**Set problem:**
Extract each line of the data and write it out again exactly.

------ Supplied records

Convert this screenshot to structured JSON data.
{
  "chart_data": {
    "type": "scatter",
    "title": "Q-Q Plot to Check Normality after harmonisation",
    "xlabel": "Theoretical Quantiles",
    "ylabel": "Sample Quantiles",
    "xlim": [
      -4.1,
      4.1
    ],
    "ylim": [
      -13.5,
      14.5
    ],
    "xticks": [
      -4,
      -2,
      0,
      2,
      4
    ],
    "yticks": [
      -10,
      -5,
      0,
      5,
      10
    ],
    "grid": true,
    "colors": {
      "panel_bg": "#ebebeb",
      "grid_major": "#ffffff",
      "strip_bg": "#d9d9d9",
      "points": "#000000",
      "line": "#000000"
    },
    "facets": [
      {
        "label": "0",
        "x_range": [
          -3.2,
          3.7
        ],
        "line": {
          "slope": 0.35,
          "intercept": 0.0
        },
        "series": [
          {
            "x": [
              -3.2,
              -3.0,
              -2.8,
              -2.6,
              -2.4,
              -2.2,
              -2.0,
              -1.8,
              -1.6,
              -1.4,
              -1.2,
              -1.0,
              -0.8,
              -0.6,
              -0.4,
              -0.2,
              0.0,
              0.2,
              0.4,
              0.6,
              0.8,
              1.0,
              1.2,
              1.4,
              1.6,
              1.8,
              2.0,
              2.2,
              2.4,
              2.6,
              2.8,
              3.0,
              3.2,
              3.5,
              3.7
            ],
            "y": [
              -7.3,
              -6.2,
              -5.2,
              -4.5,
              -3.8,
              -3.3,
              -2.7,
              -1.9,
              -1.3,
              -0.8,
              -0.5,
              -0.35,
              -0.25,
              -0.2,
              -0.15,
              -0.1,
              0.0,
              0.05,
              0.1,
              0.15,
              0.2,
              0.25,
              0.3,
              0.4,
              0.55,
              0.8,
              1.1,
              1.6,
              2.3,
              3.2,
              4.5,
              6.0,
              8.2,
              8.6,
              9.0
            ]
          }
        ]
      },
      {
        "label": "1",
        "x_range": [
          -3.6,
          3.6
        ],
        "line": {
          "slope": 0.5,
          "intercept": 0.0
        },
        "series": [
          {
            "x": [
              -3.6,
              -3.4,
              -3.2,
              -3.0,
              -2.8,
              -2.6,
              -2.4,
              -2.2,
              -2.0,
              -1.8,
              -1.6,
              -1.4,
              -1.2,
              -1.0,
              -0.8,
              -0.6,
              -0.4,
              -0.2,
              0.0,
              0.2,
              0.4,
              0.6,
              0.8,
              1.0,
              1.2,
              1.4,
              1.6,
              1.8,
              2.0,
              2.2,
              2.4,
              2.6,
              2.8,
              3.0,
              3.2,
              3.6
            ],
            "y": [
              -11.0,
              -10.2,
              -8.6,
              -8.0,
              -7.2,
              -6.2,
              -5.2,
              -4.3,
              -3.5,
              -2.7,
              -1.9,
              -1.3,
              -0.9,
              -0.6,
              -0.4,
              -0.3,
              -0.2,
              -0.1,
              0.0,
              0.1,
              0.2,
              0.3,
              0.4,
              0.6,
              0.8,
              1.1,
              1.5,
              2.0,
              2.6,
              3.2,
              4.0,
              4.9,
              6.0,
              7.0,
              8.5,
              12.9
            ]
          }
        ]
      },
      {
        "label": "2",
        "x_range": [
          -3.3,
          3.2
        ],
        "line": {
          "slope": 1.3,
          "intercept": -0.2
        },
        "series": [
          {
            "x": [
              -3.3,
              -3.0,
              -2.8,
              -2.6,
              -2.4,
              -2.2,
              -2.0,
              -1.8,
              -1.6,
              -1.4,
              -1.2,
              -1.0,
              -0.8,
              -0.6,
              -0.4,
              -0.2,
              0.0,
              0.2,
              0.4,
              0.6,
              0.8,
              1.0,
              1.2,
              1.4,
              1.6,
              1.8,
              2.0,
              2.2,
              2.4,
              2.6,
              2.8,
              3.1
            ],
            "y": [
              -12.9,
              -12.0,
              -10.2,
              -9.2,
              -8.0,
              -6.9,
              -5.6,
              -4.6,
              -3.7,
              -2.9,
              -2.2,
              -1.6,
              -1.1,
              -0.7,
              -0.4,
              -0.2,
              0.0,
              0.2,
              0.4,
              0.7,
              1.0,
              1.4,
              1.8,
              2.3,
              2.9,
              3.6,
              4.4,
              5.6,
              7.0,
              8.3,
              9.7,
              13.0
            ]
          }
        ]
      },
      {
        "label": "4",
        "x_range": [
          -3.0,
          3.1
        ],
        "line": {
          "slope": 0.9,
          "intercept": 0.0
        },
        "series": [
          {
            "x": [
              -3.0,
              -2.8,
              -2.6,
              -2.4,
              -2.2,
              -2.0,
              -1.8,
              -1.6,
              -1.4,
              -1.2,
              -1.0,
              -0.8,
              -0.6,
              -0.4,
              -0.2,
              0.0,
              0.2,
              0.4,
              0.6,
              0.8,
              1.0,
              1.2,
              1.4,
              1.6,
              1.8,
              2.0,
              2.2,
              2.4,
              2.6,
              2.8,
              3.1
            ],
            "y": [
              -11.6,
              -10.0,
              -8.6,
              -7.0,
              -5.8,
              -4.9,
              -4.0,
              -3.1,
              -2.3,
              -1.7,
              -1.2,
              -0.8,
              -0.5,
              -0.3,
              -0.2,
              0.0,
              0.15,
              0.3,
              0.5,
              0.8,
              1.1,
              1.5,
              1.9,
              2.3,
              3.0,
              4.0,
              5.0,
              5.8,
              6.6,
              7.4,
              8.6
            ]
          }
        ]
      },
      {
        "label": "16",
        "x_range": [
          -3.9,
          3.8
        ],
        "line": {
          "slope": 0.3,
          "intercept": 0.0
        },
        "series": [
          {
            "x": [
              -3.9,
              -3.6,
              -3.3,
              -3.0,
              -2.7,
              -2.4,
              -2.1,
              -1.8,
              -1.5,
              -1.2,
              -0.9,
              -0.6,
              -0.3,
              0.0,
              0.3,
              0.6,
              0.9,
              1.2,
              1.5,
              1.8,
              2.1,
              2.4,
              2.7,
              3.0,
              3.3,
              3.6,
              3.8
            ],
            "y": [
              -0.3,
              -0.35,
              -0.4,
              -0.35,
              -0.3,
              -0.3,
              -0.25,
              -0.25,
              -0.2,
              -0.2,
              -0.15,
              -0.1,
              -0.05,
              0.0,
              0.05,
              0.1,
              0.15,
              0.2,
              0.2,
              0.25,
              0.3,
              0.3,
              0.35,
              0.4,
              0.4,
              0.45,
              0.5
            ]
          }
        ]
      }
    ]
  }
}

------------

**Exercise response:**
Convert this screenshot to structured JSON data.
{
  "chart_data": {
    "type": "scatter",
    "title": "Q-Q Plot to Check Normality after harmonisation",
    "xlabel": "Theoretical Quantiles",
    "ylabel": "Sample Quantiles",
    "xlim": [
      -4.1,
      4.1
    ],
    "ylim": [
      -13.5,
      14.5
    ],
    "xticks": [
      -4,
      -2,
      0,
      2,
      4
    ],
    "yticks": [
      -10,
      -5,
      0,
      5,
      10
    ],
    "grid": true,
    "colors": {
      "panel_bg": "#ebebeb",
      "grid_major": "#ffffff",
      "strip_bg": "#d9d9d9",
      "points": "#000000",
      "line": "#000000"
    },
    "facets": [
      {
        "label": "0",
        "x_range": [
          -3.2,
          3.7
        ],
        "line": {
          "slope": 0.35,
          "intercept": 0.0
        },
        "series": [
          {
            "x": [
              -3.2,
              -3.0,
              -2.8,
              -2.6,
              -2.4,
              -2.2,
              -2.0,
              -1.8,
              -1.6,
              -1.4,
              -1.2,
              -1.0,
              -0.8,
              -0.6,
              -0.4,
              -0.2,
              0.0,
              0.2,
              0.4,
              0.6,
              0.8,
              1.0,
              1.2,
              1.4,
              1.6,
              1.8,
              2.0,
              2.2,
              2.4,
              2.6,
              2.8,
              3.0,
              3.2,
              3.5,
              3.7
            ],
            "y": [
              -7.3,
              -6.2,
              -5.2,
              -4.5,
              -3.8,
              -3.3,
              -2.7,
              -1.9,
              -1.3,
              -0.8,
              -0.5,
              -0.35,
              -0.25,
              -0.2,
              -0.15,
              -0.1,
              0.0,
              0.05,
              0.1,
              0.15,
              0.2,
              0.25,
              0.3,
              0.4,
              0.55,
              0.8,
              1.1,
              1.6,
              2.3,
              3.2,
              4.5,
              6.0,
              8.2,
              8.6,
              9.0
            ]
          }
        ]
      },
      {
        "label": "1",
        "x_range": [
          -3.6,
          3.6
        ],
        "line": {
          "slope": 0.5,
          "intercept": 0.0
        },
        "series": [
          {
            "x": [
              -3.6,
              -3.4,
              -3.2,
              -3.0,
              -2.8,
              -2.6,
              -2.4,
              -2.2,
              -2.0,
              -1.8,
              -1.6,
              -1.4,
              -1.2,
              -1.0,
              -0.8,
              -0.6,
              -0.4,
              -0.2,
              0.0,
              0.2,
              0.4,
              0.6,
              0.8,
              1.0,
              1.2,
              1.4,
              1.6,
              1.8,
              2.0,
              2.2,
              2.4,
              2.6,
              2.8,
              3.0,
              3.2,
              3.6
            ],
            "y": [
              -11.0,
              -10.2,
              -8.6,
              -8.0,
              -7.2,
              -6.2,
              -5.2,
              -4.3,
              -3.5,
              -2.7,
              -1.9,
              -1.3,
              -0.9,
              -0.6,
              -0.4,
              -0.3,
              -0.2,
              -0.1,
              0.0,
              0.1,
              0.2,
              0.3,
              0.4,
              0.6,
              0.8,
              1.1,
              1.5,
              2.0,
              2.6,
              3.2,
              4.0,
              4.9,
              6.0,
              7.0,
              8.5,
              12.9
            ]
          }
        ]
      },
      {
        "label": "2",
        "x_range": [
          -3.3,
          3.2
        ],
        "line": {
          "slope": 1.3,
          "intercept": -0.2
        },
        "series": [
          {
            "x": [
              -3.3,
              -3.0,
              -2.8,
              -2.6,
              -2.4,
              -2.2,
              -2.0,
              -1.8,
              -1.6,
              -1.4,
              -1.2,
              -1.0,
              -0.8,
              -0.6,
              -0.4,
              -0.2,
              0.0,
              0.2,
              0.4,
              0.6,
              0.8,
              1.0,
              1.2,
              1.4,
              1.6,
              1.8,
              2.0,
              2.2,
              2.4,
              2.6,
              2.8,
              3.1
            ],
            "y": [
              -12.9,
              -12.0,
              -10.2,
              -9.2,
              -8.0,
              -6.9,
              -5.6,
              -4.6,
              -3.7,
              -2.9,
              -2.2,
              -1.6,
              -1.1,
              -0.7,
              -0.4,
              -0.2,
              0.0,
              0.2,
              0.4,
              0.7,
              1.0,
              1.4,
              1.8,
              2.3,
              2.9,
              3.6,
              4.4,
              5.6,
              7.0,
              8.3,
              9.7,
              13.0
            ]
          }
        ]
      },
      {
        "label": "4",
        "x_range": [
          -3.0,
          3.1
        ],
        "line": {
          "slope": 0.9,
          "intercept": 0.0
        },
        "series": [
          {
            "x": [
              -3.0,
              -2.8,
              -2.6,
              -2.4,
              -2.2,
              -2.0,
              -1.8,
              -1.6,
              -1.4,
              -1.2,
              -1.0,
              -0.8,
              -0.6,
              -0.4,
              -0.2,
              0.0,
              0.2,
              0.4,
              0.6,
              0.8,
              1.0,
              1.2,
              1.4,
              1.6,
              1.8,
              2.0,
              2.2,
              2.4,
              2.6,
              2.8,
              3.1
            ],
            "y": [
              -11.6,
              -10.0,
              -8.6,
              -7.0,
              -5.8,
              -4.9,
              -4.0,
              -3.1,
              -2.3,
              -1.7,
              -1.2,
              -0.8,
              -0.5,
              -0.3,
              -0.2,
              0.0,
              0.15,
              0.3,
              0.5,
              0.8,
              1.1,
              1.5,
              1.9,
              2.3,
              3.0,
              4.0,
              5.0,
              5.8,
              6.6,
              7.4,
              8.6
            ]
          }
        ]
      },
      {
        "label": "16",
        "x_range": [
          -3.9,
          3.8
        ],
        "line": {
          "slope": 0.3,
          "intercept": 0.0
        },
        "series": [
          {
            "x": [
              -3.9,
              -3.6,
              -3.3,
              -3.0,
              -2.7,
              -2.4,
              -2.1,
              -1.8,
              -1.5,
              -1.2,
              -0.9,
              -0.6,
              -0.3,
              0.0,
              0.3,
              0.6,
              0.9,
              1.2,
              1.5,
              1.8,
              2.1,
              2.4,
              2.7,
              3.0,
              3.3,
              3.6,
              3.8
            ],
            "y": [
              -0.3,
              -0.35,
              -0.4,
              -0.35,
              -0.3,
              -0.3,
              -0.25,
              -0.25,
              -0.2,
              -0.2,
              -0.15,
              -0.1,
              -0.05,
              0.0,
              0.05,
              0.1,
              0.15,
              0.2,
              0.2,
              0.25,
              0.3,
              0.3,
              0.35,
              0.4,
              0.4,
              0.45,
              0.5
            ]
          }
        ]
      }
    ]
  }
}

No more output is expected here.